TO DO:
(1) In the Nicholas Bacon entry, what is the text from "b. 28 Dec. 1510, 2nd" to "Gerard) treasurer 1556."? Quote it word for word.
(2) Answer these questions from the Nicholas Bacon entry:
(a) In what year was Bacon called at Gray's Inn?
(b) With whom was he joint treasurer of Gray's Inn in 1556?
(c) Which publisher is the volume available from?

PROVIDED TEXT:
----

BACON, Nicholas (1510-79), of Gray's Inn and York House, London; Redgrave, Suff. Gorhambury, Herts.

Published in The History of Parliament: the House of Commons 1509-1558, ed. S.T. Bindoff, 1982
Available from Boydell and Brewer

Constituency

Dates

Family and Education

b. 28 Dec. 1510, 2nd s. of Robert Bacon of Drinkstone and Hesset, Suff. by Eleanor or Isabel, da. of John Cage of Pakenham, Suff.; bro. of Thomas. educ. Bury St. Edmunds sch.; Corpus, Camb. adm. 1523, BA 1527; G. Inn, adm. 1532, called 1536. m. disp. 5 Apr. 1540, Jane (d.Oct. 1552 or later), da. of William Ferneley of London, 4s. inc. Edward, Nathaniel and Nicholas 3da. (2) by Feb. 1553, Anne, da. of Sir Anthony Cooke of Gidea Hall, Essex, 2s. Anthony and Francis 2da. Kntd. (?15) Dec. 1558.1

Offices Held

Bencher, G. Inn 1550, treasurer 1552-6, jt. (with Gilbert Gerard) treasurer 1556.

----

MATERIAL:
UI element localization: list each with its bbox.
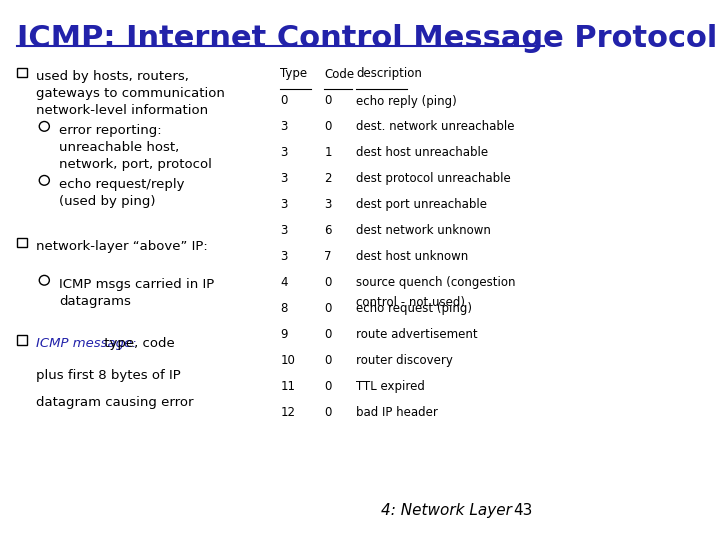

----

ANSWERS BY TASK:
(1)
b. 28 Dec. 1510, 2nd s. of Robert Bacon of Drinkstone and Hesset, Suff. by Eleanor or Isabel, da. of John Cage of Pakenham, Suff.; bro. of Thomas. educ. Bury St. Edmunds sch.; Corpus, Camb. adm. 1523, BA 1527; G. Inn, adm. 1532, called 1536. m. disp. 5 Apr. 1540, Jane (d.Oct. 1552 or later), da. of William Ferneley of London, 4s. inc. Edward, Nathaniel and Nicholas 3da. (2) by Feb. 1553, Anne, da. of Sir Anthony Cooke of Gidea Hall, Essex, 2s. Anthony and Francis 2da. Kntd. (?15) Dec. 1558.1

Offices Held

Bencher, G. Inn 1550, treasurer 1552-6, jt. (with Gilbert Gerard) treasurer 1556.

(2)
(a) 1536
(b) Gilbert Gerard
(c) Boydell and Brewer